**RECORDS SUPPLIED:**
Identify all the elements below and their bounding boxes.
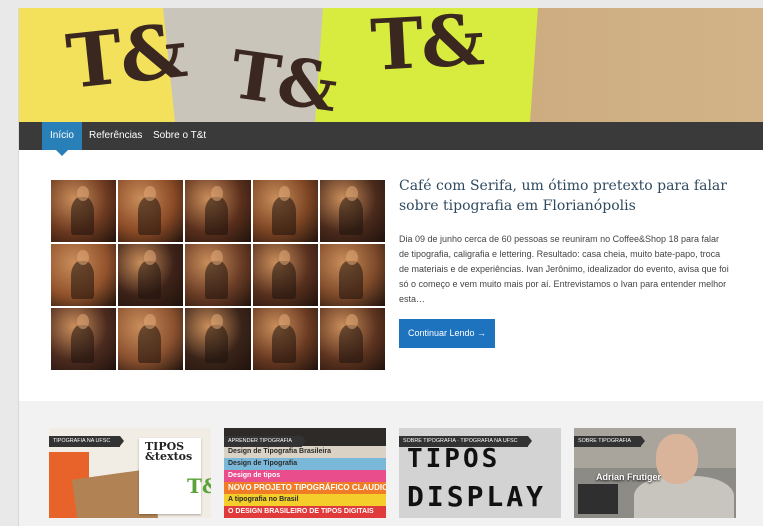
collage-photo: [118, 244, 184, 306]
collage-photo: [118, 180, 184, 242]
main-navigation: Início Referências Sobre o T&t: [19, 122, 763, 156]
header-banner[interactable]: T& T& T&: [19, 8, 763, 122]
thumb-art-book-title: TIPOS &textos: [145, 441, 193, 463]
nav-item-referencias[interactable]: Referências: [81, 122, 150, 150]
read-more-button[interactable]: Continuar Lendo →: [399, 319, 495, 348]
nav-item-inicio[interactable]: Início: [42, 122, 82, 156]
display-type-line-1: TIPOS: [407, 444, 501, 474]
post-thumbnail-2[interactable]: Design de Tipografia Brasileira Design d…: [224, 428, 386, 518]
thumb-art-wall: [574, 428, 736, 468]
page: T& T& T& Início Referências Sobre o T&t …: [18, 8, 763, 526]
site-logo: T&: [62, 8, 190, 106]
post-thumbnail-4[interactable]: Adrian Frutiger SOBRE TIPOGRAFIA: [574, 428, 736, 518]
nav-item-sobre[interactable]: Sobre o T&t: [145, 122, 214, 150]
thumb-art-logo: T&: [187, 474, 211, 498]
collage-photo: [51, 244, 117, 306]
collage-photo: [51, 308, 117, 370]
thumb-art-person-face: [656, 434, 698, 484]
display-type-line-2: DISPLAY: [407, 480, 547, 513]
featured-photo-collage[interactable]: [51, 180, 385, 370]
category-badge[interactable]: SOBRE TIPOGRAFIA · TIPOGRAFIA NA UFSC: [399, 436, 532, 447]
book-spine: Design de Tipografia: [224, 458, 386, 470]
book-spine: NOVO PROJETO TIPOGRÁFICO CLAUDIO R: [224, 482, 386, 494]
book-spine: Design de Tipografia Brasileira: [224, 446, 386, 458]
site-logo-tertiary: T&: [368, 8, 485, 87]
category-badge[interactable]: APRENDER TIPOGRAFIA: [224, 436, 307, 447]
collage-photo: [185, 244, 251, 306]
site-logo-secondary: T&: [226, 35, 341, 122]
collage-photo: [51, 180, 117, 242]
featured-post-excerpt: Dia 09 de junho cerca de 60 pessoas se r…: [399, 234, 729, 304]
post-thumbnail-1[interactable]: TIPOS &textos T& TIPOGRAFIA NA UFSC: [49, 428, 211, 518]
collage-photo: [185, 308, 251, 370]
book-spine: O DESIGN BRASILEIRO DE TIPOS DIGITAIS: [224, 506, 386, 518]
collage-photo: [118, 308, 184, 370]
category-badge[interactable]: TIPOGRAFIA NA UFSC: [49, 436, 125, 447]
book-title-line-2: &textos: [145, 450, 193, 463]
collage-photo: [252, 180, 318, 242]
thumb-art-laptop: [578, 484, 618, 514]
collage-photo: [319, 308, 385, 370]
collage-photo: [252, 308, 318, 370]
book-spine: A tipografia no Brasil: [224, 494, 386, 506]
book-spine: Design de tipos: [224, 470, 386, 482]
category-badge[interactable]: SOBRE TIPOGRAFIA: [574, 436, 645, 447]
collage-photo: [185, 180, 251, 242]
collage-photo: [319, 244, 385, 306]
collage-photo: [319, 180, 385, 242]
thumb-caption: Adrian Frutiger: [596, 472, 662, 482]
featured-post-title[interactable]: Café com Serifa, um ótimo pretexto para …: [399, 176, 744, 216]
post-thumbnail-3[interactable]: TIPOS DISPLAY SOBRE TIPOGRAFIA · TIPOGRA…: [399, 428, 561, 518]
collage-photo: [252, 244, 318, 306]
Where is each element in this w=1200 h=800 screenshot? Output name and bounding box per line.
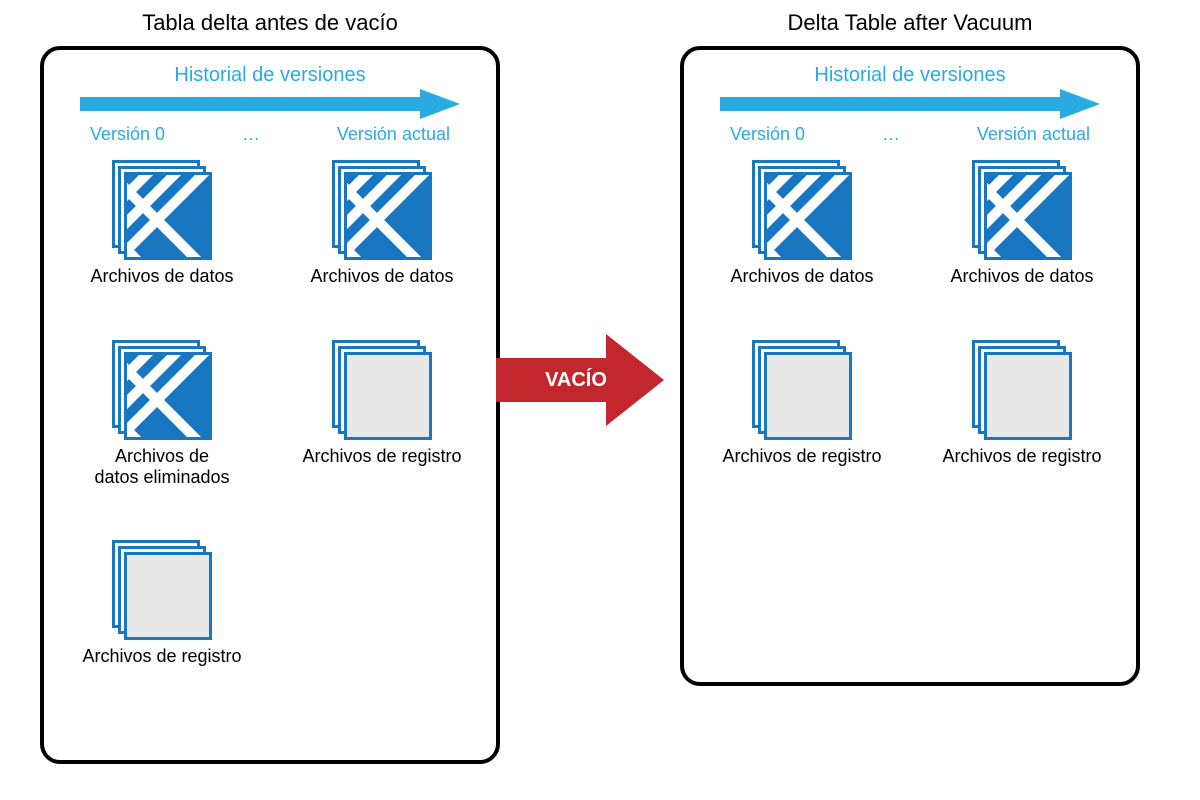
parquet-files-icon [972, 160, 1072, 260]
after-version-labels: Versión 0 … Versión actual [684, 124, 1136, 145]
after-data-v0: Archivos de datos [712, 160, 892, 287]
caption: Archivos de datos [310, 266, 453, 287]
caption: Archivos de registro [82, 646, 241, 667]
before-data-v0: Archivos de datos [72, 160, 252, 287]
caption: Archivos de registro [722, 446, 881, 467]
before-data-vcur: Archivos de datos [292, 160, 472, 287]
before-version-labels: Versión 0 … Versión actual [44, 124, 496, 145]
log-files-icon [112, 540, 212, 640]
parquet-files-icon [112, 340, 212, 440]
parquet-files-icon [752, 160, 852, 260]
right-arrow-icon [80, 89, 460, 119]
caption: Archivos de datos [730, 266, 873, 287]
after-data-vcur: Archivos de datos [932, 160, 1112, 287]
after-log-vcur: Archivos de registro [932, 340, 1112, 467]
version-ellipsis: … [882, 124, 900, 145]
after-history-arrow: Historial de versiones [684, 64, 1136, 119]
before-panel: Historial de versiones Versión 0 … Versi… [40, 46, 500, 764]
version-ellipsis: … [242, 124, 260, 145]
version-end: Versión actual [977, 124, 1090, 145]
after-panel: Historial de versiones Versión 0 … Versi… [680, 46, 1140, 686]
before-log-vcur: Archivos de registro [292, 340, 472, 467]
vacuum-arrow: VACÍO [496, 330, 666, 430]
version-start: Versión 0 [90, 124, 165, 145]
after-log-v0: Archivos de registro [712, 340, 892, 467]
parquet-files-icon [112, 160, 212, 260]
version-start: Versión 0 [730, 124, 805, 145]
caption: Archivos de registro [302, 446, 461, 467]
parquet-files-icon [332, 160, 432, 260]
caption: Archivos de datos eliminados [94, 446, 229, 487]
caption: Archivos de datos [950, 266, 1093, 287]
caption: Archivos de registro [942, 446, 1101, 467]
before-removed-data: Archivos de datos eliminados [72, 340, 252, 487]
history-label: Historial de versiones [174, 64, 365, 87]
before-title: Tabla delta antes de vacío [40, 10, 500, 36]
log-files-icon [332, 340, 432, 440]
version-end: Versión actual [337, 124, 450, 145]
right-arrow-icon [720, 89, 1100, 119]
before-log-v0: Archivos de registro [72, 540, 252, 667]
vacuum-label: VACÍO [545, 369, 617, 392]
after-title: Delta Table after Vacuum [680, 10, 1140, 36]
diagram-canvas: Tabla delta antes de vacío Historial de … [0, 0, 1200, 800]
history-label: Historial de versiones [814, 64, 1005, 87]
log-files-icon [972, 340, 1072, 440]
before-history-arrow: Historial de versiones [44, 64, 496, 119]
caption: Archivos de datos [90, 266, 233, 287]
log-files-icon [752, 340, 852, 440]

* * *

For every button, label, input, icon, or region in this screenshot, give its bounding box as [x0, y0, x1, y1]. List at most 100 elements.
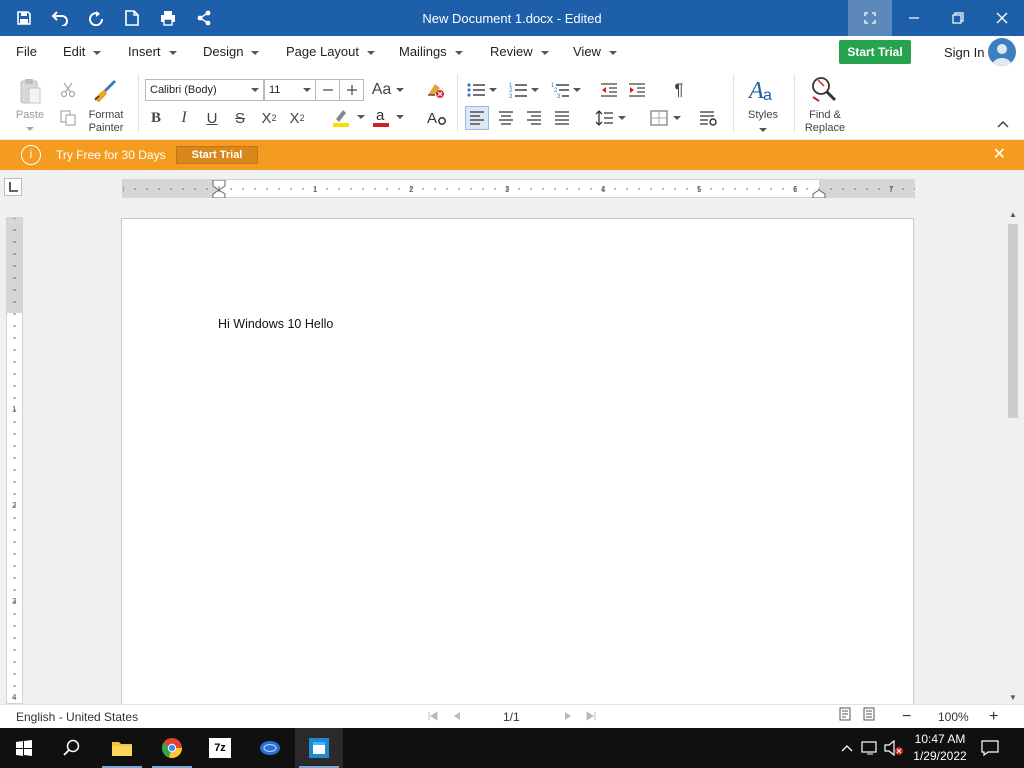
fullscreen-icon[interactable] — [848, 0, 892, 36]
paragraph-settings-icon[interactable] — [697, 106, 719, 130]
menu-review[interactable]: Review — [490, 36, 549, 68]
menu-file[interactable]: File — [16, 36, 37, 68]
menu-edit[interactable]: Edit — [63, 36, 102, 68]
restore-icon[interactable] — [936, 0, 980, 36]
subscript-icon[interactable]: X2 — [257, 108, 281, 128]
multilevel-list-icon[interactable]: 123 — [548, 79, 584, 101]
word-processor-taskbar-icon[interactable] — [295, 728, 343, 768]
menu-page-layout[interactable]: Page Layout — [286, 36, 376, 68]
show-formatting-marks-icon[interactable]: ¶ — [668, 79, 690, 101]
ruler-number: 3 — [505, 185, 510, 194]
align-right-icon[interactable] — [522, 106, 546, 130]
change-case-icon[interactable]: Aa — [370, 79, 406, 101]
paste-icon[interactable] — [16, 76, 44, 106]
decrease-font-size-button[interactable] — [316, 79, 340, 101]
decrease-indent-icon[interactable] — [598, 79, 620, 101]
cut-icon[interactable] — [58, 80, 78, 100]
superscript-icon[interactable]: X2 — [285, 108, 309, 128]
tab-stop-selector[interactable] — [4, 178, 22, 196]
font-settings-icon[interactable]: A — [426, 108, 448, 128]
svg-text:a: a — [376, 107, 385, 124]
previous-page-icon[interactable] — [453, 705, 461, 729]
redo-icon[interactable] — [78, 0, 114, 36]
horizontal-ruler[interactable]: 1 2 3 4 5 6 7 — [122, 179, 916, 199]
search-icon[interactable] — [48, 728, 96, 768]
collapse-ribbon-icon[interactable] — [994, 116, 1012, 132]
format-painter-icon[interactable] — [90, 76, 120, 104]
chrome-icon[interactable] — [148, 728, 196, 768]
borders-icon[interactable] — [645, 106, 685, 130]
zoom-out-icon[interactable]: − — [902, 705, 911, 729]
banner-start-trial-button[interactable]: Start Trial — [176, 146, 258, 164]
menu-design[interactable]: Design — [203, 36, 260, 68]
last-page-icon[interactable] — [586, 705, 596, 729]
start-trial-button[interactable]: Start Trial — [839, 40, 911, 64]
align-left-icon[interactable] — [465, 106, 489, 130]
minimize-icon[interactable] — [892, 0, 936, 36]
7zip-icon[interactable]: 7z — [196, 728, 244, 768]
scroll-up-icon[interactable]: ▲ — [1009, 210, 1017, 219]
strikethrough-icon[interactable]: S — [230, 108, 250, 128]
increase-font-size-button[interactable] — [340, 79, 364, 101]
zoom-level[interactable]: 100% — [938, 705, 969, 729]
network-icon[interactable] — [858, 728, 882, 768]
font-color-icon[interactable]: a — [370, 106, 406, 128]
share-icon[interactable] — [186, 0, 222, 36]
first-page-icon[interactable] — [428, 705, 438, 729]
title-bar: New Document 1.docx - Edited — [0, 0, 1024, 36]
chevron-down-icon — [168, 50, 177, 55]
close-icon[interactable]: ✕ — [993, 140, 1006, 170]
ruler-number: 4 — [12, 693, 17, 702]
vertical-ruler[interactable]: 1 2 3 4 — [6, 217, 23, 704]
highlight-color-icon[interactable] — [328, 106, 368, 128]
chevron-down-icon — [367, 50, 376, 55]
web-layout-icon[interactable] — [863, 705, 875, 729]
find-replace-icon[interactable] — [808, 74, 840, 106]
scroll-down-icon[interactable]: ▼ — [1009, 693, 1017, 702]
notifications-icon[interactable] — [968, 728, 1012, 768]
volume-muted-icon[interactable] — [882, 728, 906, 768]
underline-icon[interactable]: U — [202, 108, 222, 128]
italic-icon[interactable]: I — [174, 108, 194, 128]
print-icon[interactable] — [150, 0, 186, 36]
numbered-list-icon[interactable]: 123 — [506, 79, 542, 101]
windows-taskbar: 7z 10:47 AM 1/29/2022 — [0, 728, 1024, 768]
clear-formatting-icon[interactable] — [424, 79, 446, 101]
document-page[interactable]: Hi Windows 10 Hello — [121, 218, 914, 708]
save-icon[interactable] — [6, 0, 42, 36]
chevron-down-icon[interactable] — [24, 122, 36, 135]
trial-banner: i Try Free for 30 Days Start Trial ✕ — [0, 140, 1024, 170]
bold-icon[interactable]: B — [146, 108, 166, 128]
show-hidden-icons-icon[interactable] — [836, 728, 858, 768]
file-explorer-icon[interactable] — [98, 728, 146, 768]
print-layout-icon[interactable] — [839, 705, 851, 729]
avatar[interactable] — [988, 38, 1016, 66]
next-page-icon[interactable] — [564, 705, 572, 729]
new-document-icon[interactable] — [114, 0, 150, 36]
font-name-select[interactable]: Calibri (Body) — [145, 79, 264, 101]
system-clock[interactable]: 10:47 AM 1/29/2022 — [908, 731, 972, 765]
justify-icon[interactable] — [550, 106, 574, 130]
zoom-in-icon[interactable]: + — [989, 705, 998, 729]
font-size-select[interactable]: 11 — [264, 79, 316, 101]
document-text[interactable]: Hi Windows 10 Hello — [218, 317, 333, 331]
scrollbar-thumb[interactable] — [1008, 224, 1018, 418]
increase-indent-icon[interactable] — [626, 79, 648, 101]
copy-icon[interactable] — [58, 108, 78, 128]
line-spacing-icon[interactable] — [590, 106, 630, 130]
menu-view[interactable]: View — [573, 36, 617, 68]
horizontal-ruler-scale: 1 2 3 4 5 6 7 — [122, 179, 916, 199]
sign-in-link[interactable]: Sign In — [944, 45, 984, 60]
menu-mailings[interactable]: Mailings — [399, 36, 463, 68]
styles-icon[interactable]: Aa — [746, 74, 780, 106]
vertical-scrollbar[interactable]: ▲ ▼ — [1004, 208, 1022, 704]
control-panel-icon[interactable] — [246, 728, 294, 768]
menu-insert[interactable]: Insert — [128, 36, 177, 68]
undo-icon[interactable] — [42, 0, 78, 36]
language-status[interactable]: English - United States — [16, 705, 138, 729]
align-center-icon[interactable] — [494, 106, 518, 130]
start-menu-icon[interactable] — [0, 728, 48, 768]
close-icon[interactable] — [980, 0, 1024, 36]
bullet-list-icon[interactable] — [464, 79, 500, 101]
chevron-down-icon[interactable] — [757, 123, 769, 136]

--

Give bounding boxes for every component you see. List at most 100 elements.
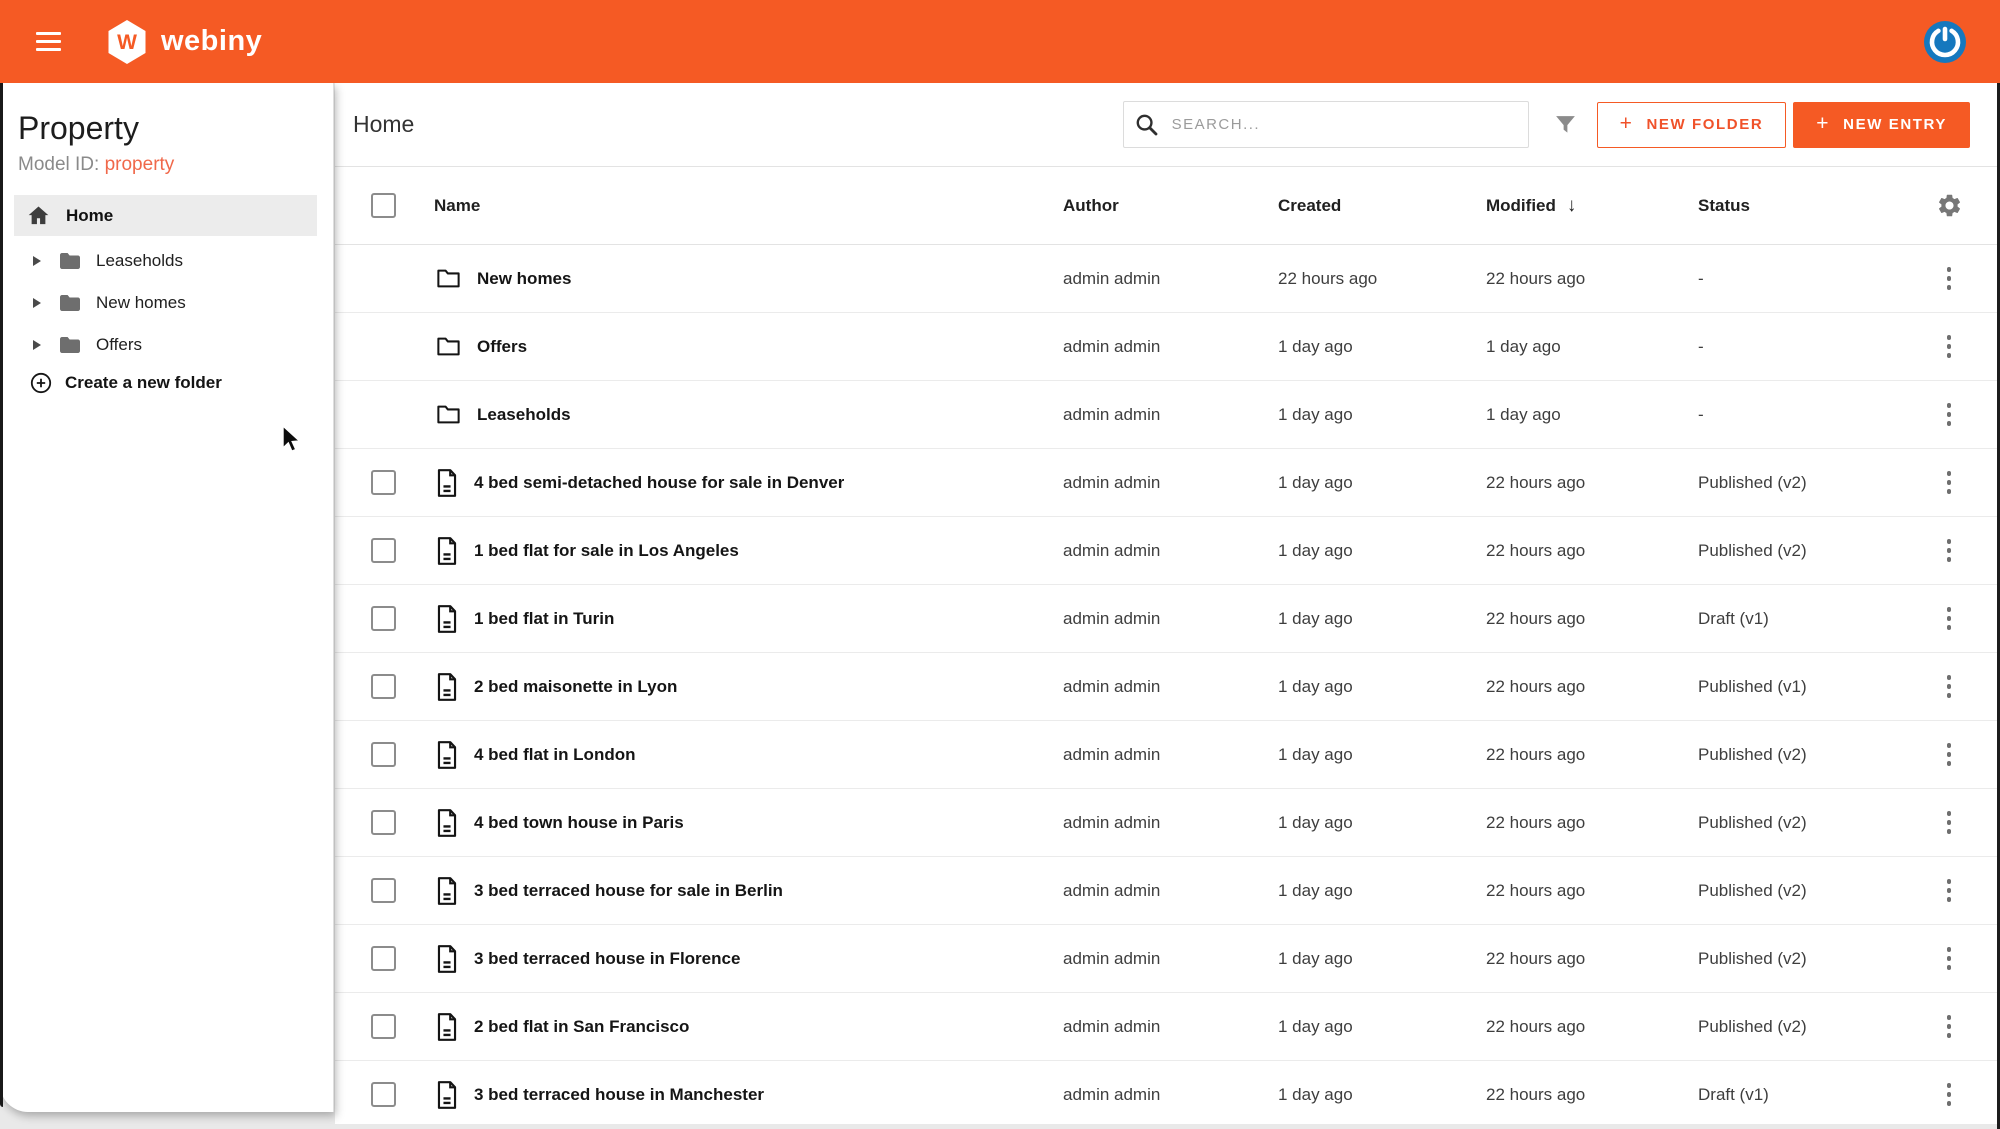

**SET EXERCISE:**
Please write out the items from the line with "Identify all the" up to and including the line with "read-more-button[interactable]: Continuar Lendo", leaving out the pictures.

**TASK RESPONSE:**
Identify all the elements below and their bounding boxes.
collage-photo: [118, 244, 184, 306]
collage-photo: [118, 180, 184, 242]
main-navigation: Início Referências Sobre o T&t: [19, 122, 763, 156]
header-banner[interactable]: T& T& T&: [19, 8, 763, 122]
thumb-art-book-title: TIPOS &textos: [145, 441, 193, 463]
nav-item-referencias[interactable]: Referências: [81, 122, 150, 150]
read-more-button[interactable]: Continuar Lendo →: [399, 319, 495, 348]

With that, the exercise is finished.